DATA FOR THE TASK:
*-*-*
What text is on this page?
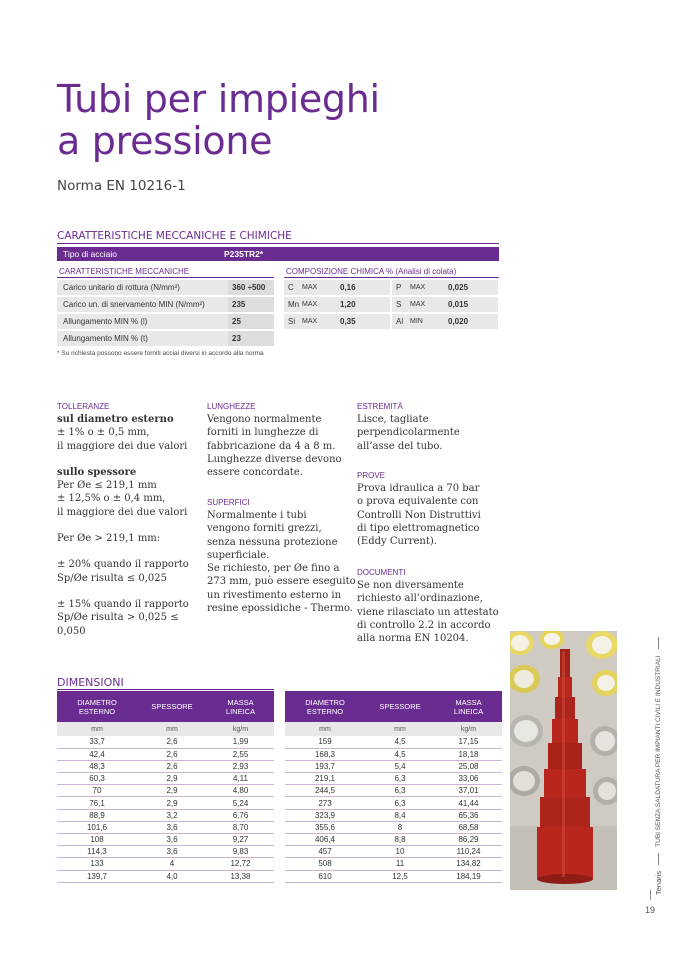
Tubi per impieghi
a pressione
Norma EN 10216-1
CARATTERISTICHE MECCANICHE E CHIMICHE
Tipo di acciaio	P235TR2*
CARATTERISTICHE MECCANICHE
Carico unitario di rottura (N/mm²)	360 ÷500
Carico un. di snervamento MIN (N/mm²)	235
Allungamento MIN % (l)	25
Allungamento MIN % (t)	23
COMPOSIZIONE CHIMICA % (Analisi di colata)
C	MAX	0,16	P	MAX	0,025
Mn MAX	1,20	S	MAX	0,015
Si MAX	0,35	Al MIN	0,020
* Su richiesta possono essere forniti acciai diversi in accordo alla norma
TOLLERANZE
sul diametro esterno
± 1% o ± 0,5 mm,
il maggiore dei due valori
sullo spessore
Per Øe ≤ 219,1 mm
± 12,5% o ± 0,4 mm,
il maggiore dei due valori
Per Øe > 219,1 mm:
± 20% quando il rapporto
Sp/Øe risulta ≤ 0,025
± 15% quando il rapporto
Sp/Øe risulta > 0,025 ≤ 0,050
LUNGHEZZE
Vengono normalmente
forniti in lunghezze di
fabbricazione da 4 a 8 m.
Lunghezze diverse devono
essere concordate.
SUPERFICI
Normalmente i tubi
vengono forniti grezzi,
senza nessuna protezione
superficiale.
Se richiesto, per Øe fino a
273 mm, può essere eseguito
un rivestimento esterno in
resine epossidiche - Thermo.
ESTREMITÀ
Lisce, tagliate
perpendicolarmente
all’asse del tubo.
PROVE
Prova idraulica a 70 bar
o prova equivalente con
Controlli Non Distruttivi
di tipo elettromagnetico
(Eddy Current).
DOCUMENTI
Se non diversamente
richiesto all’ordinazione,
viene rilasciato un attestato
di controllo 2.2 in accordo
alla norma EN 10204.
DIMENSIONI
DIAMETRO
ESTERNO	SPESSORE	MASSA
LINEICA
mm	mm	kg/m
33,7	2,6	1,99
42,4	2,6	2,55
48,3	2,6	2,93
60,3	2,9	4,11
70	2,9	4,80
76,1	2,9	5,24
88,9	3,2	6,76
101,6	3,6	8,70
108	3,6	9,27
114,3	3,6	9,83
133	4	12,72
139,7	4,0	13,38
DIAMETRO
ESTERNO	SPESSORE	MASSA
LINEICA
mm	mm	kg/m
159	4,5	17,15
168,3	4,5	18,18
193,7	5,4	25,08
219,1	6,3	33,06
244,5	6,3	37,01
273	6,3	41,44
323,9	8,4	65,36
355,6	8	68,58
406,4	8,8	86,29
457	10	110,24
508	11	134,82
610	12,5	184,19	Tenaris
TUBI SENZA SALDATURA PER IMPIANTI CIVILI E INDUSTRIALI
19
*-*-*
Read the data above. Pull out each line in which the string "accordo" appears.

* Su richiesta possono essere forniti acciai diversi in accordo alla norma
di controllo 2.2 in accordo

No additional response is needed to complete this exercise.